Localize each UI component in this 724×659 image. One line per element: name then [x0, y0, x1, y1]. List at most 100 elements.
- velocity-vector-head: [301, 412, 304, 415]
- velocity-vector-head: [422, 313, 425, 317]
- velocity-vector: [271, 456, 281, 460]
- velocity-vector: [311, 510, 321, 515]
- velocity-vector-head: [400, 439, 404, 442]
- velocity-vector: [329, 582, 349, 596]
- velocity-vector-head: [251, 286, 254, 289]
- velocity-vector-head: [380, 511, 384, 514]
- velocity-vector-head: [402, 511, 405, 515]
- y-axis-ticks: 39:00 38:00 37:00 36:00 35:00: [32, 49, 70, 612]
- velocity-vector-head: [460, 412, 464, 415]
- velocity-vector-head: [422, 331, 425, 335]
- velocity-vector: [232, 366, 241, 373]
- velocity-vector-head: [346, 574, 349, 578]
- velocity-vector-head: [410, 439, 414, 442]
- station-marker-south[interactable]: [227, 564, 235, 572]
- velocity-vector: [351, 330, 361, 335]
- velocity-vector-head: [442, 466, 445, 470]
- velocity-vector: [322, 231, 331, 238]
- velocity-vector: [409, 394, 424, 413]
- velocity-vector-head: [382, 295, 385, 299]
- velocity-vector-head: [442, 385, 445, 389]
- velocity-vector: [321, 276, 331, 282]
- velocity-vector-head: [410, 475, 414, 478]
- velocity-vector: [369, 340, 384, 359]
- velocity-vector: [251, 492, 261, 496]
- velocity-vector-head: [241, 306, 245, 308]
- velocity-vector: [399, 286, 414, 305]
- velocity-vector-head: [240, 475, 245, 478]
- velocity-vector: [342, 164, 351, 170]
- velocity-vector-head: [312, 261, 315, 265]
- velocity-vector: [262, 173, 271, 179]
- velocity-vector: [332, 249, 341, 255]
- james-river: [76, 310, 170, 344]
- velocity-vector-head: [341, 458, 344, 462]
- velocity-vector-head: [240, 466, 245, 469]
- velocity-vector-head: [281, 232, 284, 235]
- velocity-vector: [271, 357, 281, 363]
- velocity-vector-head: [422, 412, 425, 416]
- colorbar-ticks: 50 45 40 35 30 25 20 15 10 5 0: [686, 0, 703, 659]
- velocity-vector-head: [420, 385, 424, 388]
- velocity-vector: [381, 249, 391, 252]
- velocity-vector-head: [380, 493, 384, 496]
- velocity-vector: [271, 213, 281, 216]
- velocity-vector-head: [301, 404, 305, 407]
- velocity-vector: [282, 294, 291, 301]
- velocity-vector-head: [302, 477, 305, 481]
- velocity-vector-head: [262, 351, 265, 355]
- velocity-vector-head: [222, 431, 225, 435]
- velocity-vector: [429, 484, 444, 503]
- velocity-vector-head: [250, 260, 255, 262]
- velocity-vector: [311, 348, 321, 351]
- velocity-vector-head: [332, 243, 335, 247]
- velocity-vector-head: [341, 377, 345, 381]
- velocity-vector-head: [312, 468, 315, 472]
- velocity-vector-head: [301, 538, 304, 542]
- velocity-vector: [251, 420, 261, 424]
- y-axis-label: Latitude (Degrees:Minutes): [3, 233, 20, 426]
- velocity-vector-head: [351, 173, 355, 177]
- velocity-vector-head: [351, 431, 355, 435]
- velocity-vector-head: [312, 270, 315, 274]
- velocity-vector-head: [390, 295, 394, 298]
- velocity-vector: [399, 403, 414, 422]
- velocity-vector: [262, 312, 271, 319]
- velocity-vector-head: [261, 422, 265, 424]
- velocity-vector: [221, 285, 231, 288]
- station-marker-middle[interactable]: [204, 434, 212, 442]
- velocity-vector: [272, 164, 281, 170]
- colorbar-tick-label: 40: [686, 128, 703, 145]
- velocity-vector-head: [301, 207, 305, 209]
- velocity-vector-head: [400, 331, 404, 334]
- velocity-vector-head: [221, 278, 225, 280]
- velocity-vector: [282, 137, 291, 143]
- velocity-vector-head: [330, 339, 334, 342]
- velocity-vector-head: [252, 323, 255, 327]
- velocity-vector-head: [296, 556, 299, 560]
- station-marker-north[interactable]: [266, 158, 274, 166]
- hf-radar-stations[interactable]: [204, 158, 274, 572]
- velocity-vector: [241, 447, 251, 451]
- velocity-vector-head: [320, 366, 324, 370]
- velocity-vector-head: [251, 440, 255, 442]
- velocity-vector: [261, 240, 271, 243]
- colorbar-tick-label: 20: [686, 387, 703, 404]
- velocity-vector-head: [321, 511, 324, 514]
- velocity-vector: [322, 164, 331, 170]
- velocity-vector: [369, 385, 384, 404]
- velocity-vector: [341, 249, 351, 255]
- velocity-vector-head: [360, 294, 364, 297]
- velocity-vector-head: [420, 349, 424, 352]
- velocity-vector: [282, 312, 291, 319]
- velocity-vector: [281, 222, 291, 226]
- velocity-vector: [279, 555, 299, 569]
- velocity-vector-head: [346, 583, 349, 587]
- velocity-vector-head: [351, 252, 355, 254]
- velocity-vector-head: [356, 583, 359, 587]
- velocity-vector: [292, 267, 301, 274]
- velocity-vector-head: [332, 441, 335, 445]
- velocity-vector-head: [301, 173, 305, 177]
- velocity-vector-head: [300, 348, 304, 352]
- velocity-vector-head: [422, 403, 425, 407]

-.-.-

§ Stated exercise:
Turn the rows above into a Markdown table with the columns Number and Entry, one numbered line per table row and blank lines left out. Begin at the first line of the rows and stop after the line that contains "- velocity-vector-head: [400, 439, 404, 442]".

§ The completed task:
| Number | Entry |
|---|---|
| 1 | Localize each UI component in this 724×659 image. One line per element: name then [x0, y0, x1, y1]. List at most 100 elements. |
| 2 | - velocity-vector-head: [301, 412, 304, 415] |
| 3 | - velocity-vector-head: [422, 313, 425, 317] |
| 4 | - velocity-vector: [271, 456, 281, 460] |
| 5 | - velocity-vector: [311, 510, 321, 515] |
| 6 | - velocity-vector-head: [400, 439, 404, 442] |